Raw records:
━━━━━━━━━━

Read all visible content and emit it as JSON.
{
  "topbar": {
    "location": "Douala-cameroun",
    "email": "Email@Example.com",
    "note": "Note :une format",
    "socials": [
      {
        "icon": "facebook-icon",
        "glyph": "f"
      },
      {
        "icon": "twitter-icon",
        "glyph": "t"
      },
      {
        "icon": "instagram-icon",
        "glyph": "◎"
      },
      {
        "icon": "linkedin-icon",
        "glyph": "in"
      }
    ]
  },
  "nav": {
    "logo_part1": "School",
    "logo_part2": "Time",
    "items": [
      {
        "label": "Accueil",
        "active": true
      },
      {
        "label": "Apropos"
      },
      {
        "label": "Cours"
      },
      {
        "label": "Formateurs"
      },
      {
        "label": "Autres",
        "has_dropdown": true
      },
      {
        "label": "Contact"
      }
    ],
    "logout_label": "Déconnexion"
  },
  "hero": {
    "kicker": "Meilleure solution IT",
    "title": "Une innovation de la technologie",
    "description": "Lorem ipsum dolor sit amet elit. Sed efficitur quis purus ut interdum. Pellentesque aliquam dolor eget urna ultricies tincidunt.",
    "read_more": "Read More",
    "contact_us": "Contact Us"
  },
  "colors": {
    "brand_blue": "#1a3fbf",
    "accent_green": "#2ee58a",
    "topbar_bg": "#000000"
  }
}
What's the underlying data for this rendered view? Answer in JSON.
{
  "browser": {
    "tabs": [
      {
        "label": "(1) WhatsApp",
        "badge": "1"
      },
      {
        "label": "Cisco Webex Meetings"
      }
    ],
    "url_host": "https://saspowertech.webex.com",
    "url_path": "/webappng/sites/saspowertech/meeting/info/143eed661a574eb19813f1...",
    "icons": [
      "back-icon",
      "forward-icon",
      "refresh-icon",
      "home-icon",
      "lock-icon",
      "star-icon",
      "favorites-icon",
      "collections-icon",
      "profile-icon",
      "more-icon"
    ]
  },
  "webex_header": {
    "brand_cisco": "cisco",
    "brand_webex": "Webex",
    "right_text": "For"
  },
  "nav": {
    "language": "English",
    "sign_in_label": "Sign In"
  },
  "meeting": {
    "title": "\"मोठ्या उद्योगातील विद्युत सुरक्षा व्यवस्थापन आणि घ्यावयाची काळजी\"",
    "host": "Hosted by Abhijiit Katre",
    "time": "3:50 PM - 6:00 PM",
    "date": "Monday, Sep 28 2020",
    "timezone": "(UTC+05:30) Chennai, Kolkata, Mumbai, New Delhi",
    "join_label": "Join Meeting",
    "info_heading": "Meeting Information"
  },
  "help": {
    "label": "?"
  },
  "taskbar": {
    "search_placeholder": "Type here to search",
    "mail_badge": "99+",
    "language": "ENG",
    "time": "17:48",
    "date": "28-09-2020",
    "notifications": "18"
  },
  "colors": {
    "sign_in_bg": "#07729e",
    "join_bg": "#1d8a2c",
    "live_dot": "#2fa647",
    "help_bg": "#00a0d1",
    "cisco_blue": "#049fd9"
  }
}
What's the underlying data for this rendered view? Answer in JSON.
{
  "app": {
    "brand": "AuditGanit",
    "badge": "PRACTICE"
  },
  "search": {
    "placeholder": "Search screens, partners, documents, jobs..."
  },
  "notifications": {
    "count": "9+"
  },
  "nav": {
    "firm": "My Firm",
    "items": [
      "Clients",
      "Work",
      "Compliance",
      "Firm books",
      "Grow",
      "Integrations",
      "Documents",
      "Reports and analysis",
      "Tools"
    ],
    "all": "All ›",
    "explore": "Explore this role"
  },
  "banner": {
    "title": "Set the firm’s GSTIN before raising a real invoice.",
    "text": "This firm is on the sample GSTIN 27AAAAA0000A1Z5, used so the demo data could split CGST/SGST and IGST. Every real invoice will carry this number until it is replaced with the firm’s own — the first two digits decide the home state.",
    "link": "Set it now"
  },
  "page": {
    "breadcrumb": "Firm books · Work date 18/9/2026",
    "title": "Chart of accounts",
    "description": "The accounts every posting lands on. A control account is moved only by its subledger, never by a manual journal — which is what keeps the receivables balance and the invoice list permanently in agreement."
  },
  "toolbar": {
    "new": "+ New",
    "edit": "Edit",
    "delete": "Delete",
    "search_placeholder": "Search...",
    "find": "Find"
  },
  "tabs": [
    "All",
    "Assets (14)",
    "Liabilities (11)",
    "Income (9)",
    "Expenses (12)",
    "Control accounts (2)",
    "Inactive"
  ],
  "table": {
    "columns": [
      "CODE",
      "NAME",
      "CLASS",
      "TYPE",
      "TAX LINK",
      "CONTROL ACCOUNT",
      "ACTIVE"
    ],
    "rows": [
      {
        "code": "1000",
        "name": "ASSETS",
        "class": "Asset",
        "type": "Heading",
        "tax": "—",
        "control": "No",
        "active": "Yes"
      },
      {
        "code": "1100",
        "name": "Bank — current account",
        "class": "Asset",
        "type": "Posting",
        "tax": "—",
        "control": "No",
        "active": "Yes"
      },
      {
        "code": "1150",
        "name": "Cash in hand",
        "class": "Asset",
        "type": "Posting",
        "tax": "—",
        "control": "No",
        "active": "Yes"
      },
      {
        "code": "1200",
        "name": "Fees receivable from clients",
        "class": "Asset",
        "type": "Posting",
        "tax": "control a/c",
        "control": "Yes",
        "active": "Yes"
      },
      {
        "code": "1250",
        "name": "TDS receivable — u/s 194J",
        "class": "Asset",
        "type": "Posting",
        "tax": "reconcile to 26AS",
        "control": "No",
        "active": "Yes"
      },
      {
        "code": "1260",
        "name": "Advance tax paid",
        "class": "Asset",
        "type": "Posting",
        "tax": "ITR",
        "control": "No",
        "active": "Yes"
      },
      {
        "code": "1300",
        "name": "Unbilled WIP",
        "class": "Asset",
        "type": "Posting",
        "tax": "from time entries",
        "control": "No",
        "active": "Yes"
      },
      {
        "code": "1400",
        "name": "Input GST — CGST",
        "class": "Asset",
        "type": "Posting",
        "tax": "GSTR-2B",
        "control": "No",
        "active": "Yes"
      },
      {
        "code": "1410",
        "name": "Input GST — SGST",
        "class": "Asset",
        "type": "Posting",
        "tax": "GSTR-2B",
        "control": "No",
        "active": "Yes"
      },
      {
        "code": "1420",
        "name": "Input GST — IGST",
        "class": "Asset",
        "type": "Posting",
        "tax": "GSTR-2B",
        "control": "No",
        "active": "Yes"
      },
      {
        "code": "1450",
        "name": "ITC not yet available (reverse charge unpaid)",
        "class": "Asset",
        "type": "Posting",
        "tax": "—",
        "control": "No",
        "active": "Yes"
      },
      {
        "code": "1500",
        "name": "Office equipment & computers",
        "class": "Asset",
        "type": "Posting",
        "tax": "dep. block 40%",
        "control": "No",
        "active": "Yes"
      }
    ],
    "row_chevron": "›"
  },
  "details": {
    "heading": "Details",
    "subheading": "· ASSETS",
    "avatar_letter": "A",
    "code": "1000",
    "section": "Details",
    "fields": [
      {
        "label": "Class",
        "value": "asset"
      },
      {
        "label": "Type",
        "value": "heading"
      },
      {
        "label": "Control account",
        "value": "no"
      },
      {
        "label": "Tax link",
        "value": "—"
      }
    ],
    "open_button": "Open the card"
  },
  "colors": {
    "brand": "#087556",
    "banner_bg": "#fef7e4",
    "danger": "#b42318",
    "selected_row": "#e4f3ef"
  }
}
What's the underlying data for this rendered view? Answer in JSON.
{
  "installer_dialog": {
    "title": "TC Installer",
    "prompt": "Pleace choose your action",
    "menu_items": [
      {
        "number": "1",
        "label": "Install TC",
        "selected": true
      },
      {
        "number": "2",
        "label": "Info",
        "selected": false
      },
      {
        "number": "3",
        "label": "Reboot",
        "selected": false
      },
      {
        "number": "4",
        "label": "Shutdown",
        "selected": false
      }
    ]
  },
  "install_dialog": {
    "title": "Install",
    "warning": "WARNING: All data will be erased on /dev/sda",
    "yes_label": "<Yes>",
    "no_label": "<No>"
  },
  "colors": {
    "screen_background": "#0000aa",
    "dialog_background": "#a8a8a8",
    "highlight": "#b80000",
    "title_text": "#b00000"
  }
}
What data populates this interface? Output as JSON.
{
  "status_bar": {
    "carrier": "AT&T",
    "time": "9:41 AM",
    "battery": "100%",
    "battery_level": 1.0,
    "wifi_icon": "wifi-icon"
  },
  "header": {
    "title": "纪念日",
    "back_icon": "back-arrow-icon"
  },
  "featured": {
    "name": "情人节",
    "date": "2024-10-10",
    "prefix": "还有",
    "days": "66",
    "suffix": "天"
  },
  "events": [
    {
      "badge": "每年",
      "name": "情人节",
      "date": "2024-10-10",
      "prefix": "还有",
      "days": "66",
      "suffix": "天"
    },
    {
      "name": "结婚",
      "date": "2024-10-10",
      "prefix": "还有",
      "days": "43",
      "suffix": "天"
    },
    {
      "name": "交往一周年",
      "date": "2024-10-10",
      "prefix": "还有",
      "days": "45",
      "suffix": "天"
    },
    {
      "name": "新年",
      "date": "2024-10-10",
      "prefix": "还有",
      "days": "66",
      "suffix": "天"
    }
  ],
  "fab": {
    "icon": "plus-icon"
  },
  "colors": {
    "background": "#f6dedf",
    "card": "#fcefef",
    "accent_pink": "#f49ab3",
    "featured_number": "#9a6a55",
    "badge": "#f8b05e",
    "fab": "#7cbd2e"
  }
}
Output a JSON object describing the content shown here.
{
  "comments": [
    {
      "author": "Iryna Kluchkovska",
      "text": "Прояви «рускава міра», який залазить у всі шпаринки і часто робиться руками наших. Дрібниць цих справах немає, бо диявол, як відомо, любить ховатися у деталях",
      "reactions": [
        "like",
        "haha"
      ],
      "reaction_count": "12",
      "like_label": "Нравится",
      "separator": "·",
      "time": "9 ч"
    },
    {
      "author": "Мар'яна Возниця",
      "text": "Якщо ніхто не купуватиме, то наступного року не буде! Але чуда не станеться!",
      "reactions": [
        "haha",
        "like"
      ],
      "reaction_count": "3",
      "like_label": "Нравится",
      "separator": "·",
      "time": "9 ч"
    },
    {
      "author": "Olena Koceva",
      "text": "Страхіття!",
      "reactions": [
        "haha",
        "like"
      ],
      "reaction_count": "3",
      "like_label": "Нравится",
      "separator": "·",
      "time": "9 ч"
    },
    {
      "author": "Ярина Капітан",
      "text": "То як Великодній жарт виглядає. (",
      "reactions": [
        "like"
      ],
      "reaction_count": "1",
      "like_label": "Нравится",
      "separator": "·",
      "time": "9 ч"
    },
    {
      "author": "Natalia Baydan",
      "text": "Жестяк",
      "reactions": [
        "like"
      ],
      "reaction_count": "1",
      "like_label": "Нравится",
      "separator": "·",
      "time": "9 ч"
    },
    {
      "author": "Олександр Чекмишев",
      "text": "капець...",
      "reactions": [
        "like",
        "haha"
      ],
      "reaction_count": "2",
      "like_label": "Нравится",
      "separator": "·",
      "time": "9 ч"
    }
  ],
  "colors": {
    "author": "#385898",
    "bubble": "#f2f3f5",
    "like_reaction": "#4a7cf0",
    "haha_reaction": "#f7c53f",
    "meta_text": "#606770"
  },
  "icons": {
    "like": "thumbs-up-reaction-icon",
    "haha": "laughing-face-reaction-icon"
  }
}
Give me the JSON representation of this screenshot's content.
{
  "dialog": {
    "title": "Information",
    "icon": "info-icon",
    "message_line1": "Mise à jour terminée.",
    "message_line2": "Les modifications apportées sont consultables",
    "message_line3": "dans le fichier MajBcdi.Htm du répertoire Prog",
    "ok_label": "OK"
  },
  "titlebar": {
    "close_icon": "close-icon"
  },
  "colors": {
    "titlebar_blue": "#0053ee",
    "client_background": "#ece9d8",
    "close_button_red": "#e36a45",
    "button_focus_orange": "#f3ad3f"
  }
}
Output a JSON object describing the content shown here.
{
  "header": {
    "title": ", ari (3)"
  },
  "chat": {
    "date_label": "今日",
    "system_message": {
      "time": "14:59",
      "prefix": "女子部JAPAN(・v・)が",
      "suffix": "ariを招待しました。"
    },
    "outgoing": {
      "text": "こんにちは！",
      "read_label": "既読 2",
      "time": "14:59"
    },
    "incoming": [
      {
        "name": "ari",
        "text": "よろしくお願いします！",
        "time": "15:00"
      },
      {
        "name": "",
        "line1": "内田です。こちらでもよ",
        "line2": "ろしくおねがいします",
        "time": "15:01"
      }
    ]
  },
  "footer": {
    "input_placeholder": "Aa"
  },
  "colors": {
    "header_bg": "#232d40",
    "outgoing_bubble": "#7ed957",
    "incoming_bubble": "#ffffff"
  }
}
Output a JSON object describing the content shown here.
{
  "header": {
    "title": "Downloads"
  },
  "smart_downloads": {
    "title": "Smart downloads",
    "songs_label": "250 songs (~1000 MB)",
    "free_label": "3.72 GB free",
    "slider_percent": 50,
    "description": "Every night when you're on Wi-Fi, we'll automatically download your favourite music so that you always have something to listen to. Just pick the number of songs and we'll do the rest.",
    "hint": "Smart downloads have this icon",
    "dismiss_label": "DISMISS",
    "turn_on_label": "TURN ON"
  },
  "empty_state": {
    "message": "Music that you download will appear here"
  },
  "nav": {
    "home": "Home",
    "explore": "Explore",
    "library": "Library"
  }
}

━━━━━━━━━━

WHAT YOU ARE ASKED TO DO: Go through the records above and copy every line with the word "accounts".

REPLY:
    "title": "Chart of accounts",
    "description": "The accounts every posting lands on. A control account is moved only by its subledger, never by a manual journal — which is what keeps the receivables balance and the invoice list permanently in agreement."
    "Control accounts (2)",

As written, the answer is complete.